_Raw records_.
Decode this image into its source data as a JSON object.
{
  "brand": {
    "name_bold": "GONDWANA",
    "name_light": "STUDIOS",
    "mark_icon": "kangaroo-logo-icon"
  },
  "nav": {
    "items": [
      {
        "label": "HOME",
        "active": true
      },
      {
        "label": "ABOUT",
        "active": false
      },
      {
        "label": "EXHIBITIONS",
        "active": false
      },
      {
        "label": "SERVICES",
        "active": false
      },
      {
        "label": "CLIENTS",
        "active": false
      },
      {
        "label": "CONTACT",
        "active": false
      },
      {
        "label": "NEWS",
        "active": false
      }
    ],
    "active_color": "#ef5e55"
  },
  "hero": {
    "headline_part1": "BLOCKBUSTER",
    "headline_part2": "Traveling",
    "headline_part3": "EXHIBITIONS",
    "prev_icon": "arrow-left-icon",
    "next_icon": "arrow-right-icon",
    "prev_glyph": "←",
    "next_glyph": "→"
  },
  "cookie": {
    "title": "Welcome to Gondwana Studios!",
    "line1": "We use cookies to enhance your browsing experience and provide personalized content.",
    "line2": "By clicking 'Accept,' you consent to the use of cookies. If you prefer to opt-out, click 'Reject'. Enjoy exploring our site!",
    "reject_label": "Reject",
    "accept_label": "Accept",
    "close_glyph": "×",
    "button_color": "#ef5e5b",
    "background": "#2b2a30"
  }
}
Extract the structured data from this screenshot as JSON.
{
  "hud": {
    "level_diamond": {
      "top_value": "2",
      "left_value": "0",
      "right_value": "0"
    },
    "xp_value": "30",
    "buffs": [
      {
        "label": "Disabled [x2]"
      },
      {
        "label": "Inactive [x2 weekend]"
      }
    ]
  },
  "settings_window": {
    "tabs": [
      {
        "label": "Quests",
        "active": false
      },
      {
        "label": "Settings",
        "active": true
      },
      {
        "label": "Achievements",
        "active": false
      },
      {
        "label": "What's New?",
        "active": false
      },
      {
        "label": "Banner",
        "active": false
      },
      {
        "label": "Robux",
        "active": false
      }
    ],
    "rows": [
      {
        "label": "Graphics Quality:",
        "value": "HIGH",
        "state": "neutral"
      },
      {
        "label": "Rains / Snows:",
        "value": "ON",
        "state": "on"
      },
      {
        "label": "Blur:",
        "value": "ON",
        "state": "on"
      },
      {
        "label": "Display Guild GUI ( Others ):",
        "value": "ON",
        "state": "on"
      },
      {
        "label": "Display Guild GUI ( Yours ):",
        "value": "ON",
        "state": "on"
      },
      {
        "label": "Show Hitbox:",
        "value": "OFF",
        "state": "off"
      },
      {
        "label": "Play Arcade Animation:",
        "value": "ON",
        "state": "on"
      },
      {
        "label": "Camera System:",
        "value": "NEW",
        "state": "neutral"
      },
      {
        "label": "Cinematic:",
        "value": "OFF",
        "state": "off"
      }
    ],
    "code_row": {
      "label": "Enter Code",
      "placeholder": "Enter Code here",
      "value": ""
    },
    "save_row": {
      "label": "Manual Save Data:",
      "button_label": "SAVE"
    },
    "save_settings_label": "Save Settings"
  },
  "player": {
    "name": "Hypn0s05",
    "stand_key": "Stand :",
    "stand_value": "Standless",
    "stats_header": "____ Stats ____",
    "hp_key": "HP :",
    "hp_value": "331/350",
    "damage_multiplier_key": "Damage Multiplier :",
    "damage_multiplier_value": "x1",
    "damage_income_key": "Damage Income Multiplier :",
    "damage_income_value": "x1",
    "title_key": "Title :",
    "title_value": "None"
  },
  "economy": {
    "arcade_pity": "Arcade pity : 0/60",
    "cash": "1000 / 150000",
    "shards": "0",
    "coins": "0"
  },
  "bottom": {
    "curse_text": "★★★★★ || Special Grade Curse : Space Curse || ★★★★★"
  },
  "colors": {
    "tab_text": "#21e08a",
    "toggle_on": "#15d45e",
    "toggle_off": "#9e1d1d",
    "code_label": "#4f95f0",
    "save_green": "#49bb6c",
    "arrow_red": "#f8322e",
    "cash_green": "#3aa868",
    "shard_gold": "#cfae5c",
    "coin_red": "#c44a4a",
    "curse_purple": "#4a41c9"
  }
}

_Work to complete_. Tally the lines of the data that contain the string "icon" and report the total alone.

_Answer in full_. 3